### AIM OF THE EXERCISE:
Below is a block of records; repeat all of them exactly.
[EXTRACTED MATERIAL start]
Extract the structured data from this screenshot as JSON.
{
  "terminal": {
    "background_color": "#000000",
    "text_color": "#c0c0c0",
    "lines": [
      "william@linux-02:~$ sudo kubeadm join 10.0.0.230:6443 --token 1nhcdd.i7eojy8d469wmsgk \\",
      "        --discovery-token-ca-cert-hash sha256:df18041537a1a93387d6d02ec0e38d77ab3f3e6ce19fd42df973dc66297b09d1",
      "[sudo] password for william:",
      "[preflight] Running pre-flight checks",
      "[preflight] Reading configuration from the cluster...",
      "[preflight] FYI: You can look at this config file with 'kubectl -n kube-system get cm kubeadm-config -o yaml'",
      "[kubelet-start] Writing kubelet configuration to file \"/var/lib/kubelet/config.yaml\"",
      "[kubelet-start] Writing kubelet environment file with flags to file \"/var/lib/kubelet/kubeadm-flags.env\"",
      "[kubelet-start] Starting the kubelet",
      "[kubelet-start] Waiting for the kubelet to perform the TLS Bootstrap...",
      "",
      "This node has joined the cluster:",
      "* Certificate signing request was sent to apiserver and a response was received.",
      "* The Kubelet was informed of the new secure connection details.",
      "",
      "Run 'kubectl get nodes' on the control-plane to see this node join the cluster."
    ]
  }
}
[EXTRACTED MATERIAL end]
### RESULT OF THE EXERCISE:
Extract the structured data from this screenshot as JSON.
{
  "terminal": {
    "background_color": "#000000",
    "text_color": "#c0c0c0",
    "lines": [
      "william@linux-02:~$ sudo kubeadm join 10.0.0.230:6443 --token 1nhcdd.i7eojy8d469wmsgk \\",
      "        --discovery-token-ca-cert-hash sha256:df18041537a1a93387d6d02ec0e38d77ab3f3e6ce19fd42df973dc66297b09d1",
      "[sudo] password for william:",
      "[preflight] Running pre-flight checks",
      "[preflight] Reading configuration from the cluster...",
      "[preflight] FYI: You can look at this config file with 'kubectl -n kube-system get cm kubeadm-config -o yaml'",
      "[kubelet-start] Writing kubelet configuration to file \"/var/lib/kubelet/config.yaml\"",
      "[kubelet-start] Writing kubelet environment file with flags to file \"/var/lib/kubelet/kubeadm-flags.env\"",
      "[kubelet-start] Starting the kubelet",
      "[kubelet-start] Waiting for the kubelet to perform the TLS Bootstrap...",
      "",
      "This node has joined the cluster:",
      "* Certificate signing request was sent to apiserver and a response was received.",
      "* The Kubelet was informed of the new secure connection details.",
      "",
      "Run 'kubectl get nodes' on the control-plane to see this node join the cluster."
    ]
  }
}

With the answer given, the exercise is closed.